GIVEN TASK: Assemble all lines in which the string "Ocean" appears.

--- --- ---

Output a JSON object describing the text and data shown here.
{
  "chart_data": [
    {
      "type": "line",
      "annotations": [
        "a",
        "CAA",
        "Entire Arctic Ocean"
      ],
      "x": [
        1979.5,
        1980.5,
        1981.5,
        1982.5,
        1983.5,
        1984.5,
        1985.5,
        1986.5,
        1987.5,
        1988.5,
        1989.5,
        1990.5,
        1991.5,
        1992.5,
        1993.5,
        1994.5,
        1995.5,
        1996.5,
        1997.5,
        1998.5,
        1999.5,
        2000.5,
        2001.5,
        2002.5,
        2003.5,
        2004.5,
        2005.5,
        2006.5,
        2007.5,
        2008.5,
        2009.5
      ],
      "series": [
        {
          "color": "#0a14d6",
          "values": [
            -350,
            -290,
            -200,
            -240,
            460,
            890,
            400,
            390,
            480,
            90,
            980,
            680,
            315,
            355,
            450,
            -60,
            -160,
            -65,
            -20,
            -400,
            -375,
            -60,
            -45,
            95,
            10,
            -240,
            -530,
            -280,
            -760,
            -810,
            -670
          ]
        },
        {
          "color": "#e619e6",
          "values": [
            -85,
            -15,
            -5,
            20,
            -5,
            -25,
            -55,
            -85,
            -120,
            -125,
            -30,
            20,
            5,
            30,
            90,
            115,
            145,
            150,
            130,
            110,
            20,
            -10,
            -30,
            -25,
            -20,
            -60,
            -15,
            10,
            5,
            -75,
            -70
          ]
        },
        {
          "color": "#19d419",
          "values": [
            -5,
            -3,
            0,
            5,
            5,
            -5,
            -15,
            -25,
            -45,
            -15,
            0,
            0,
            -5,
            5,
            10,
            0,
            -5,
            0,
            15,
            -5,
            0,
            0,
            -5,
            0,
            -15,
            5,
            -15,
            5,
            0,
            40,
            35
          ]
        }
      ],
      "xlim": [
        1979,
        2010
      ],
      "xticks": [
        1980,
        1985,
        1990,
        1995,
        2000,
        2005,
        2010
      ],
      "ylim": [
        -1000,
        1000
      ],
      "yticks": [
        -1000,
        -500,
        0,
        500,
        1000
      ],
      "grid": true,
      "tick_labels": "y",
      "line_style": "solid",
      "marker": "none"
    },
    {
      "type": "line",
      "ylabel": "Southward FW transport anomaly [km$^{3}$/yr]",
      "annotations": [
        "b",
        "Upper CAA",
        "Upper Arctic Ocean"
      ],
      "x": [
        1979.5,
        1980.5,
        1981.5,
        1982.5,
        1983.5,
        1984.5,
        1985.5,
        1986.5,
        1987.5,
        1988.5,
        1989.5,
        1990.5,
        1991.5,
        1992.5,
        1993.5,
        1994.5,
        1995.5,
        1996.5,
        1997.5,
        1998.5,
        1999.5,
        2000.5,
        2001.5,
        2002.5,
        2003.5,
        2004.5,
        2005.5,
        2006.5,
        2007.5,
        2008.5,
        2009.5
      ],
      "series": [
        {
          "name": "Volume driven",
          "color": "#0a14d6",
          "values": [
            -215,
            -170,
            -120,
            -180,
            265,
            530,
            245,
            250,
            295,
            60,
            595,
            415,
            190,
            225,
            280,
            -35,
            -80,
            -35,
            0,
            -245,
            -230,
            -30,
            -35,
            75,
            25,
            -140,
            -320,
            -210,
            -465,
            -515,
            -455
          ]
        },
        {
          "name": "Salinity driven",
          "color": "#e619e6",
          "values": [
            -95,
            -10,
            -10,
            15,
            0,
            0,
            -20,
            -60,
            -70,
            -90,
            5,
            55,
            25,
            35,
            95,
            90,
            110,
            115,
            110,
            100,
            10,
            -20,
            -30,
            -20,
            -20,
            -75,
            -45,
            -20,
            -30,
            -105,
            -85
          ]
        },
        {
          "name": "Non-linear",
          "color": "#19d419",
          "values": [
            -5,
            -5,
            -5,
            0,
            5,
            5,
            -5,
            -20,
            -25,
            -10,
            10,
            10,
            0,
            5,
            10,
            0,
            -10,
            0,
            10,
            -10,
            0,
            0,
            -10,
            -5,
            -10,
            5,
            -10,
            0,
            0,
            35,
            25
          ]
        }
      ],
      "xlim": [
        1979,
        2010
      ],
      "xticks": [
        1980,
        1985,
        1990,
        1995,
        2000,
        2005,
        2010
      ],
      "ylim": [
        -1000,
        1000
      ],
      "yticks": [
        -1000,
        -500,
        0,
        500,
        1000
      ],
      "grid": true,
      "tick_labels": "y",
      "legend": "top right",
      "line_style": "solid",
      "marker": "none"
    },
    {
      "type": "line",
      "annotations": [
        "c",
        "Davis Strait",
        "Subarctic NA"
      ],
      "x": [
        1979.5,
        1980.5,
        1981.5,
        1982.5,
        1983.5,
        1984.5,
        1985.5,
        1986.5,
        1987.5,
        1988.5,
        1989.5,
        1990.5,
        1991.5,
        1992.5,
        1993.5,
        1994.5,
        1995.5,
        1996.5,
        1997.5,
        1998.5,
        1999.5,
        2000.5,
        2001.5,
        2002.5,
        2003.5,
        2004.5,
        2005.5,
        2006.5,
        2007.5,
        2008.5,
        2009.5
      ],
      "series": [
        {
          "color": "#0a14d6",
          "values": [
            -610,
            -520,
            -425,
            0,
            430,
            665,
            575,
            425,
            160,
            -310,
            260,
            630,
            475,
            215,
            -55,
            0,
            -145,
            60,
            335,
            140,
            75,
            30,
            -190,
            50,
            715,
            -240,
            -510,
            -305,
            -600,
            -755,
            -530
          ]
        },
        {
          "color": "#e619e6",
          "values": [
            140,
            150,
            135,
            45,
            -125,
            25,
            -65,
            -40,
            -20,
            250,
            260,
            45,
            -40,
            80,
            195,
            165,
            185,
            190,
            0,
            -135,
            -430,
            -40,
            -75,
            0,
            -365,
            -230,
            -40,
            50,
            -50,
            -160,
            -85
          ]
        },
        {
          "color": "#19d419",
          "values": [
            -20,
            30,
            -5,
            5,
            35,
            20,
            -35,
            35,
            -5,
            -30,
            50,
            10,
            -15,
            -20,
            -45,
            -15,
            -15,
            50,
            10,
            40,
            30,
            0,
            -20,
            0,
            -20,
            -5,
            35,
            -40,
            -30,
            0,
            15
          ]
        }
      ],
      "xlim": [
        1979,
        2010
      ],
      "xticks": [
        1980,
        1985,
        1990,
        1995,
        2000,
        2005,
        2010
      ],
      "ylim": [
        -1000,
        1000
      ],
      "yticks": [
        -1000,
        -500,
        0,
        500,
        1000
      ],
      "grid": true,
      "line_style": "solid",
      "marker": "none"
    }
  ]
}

--- --- ---

FINISHED ANSWER:
        "Entire Arctic Ocean"
        "Upper Arctic Ocean"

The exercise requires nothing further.